*What is required*: Which lines below hold the word "close"? Copy all of them.

— Start of Input records —

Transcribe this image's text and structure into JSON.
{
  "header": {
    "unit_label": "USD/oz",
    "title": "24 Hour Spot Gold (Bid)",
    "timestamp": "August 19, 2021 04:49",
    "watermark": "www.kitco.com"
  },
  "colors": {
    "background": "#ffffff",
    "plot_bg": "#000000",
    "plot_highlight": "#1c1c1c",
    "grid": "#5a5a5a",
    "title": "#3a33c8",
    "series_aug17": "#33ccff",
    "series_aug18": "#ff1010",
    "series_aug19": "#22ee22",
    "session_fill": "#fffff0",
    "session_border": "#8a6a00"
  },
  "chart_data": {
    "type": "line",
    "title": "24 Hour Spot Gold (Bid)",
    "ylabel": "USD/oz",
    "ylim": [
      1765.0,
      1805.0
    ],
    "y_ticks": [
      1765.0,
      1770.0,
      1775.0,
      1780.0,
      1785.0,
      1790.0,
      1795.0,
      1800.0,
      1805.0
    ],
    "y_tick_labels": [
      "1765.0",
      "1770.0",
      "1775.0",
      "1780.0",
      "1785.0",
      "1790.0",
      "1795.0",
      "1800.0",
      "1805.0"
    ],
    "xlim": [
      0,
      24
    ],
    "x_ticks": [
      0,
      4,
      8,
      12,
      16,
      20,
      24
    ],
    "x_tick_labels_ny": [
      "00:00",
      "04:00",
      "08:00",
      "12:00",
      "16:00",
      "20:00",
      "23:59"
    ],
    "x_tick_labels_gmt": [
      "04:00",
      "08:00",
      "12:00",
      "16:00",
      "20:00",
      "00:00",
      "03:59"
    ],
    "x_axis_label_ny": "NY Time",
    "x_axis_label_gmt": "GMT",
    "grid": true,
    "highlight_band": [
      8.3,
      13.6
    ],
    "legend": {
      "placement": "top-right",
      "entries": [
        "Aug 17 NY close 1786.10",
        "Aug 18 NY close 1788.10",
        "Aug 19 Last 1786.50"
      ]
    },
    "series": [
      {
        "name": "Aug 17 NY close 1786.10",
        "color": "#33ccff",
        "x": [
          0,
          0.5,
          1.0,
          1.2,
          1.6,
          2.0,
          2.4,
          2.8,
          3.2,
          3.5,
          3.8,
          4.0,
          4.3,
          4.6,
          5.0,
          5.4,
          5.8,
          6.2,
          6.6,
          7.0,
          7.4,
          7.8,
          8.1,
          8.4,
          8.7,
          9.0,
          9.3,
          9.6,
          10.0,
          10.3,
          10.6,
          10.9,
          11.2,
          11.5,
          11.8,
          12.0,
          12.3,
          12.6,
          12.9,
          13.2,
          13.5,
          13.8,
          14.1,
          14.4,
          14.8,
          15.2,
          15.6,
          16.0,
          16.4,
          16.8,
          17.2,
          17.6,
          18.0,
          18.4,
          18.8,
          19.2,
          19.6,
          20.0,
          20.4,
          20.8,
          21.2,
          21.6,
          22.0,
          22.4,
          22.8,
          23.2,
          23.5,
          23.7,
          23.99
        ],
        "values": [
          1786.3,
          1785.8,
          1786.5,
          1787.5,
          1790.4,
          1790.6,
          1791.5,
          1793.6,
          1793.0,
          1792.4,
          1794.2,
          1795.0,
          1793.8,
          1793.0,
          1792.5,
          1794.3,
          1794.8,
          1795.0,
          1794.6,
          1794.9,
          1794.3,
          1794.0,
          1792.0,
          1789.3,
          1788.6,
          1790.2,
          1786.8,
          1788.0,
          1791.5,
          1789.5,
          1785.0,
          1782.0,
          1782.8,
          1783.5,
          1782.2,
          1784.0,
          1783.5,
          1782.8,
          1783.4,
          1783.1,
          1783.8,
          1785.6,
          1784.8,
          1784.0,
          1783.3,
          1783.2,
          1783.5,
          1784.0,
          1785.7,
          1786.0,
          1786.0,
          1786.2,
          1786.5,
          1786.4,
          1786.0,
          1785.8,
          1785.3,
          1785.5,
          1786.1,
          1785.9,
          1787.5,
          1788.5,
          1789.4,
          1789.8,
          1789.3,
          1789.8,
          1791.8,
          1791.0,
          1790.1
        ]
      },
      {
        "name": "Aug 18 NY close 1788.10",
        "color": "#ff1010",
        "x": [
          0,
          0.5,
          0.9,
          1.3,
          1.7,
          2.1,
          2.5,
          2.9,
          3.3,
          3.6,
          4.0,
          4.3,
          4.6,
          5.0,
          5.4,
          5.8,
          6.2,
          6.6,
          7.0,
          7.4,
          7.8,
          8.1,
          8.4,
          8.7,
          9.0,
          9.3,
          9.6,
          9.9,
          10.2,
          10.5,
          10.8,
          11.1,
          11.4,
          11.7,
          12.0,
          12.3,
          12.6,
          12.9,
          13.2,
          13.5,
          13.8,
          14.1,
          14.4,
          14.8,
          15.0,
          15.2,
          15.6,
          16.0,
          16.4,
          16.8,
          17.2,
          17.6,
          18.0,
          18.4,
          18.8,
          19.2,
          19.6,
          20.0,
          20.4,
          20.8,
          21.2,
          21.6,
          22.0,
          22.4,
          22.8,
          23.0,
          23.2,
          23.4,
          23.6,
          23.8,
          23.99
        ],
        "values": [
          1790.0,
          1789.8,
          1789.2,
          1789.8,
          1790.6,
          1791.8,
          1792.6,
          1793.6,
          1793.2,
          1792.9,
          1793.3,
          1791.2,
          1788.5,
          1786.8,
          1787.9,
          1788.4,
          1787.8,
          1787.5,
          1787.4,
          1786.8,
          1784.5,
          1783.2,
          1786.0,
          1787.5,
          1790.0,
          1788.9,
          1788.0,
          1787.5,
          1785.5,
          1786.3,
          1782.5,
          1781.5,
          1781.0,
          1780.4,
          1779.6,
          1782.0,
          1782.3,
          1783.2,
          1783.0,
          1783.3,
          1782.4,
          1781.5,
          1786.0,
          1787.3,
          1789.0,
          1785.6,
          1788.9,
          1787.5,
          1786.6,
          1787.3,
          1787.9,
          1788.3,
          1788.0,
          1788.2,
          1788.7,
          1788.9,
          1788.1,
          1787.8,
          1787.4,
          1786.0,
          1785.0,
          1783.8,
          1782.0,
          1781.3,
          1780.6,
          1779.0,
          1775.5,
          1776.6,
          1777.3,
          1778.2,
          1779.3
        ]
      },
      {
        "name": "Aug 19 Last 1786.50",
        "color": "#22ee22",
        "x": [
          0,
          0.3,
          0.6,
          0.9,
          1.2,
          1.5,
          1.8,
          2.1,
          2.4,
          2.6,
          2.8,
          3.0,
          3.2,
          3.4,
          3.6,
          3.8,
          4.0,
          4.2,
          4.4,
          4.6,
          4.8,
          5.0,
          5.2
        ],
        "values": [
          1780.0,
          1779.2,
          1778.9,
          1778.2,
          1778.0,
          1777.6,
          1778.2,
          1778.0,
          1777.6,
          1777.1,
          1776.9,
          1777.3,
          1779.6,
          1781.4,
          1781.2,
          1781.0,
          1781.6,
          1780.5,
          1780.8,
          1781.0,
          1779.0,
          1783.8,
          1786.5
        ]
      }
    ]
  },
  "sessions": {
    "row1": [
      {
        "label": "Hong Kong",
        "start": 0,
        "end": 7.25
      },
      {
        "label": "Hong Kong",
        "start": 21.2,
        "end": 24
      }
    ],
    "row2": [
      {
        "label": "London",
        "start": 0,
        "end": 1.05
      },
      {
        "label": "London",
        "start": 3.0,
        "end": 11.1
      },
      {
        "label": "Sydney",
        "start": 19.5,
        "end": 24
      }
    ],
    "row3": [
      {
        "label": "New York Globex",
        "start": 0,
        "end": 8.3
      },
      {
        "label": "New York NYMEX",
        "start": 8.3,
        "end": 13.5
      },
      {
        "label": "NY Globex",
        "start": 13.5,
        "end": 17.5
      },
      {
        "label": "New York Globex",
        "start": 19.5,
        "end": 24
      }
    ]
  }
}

— End of Input records —

*Solution below*:
        "Aug 17 NY close 1786.10",
        "Aug 18 NY close 1788.10",
        "name": "Aug 17 NY close 1786.10",
        "name": "Aug 18 NY close 1788.10",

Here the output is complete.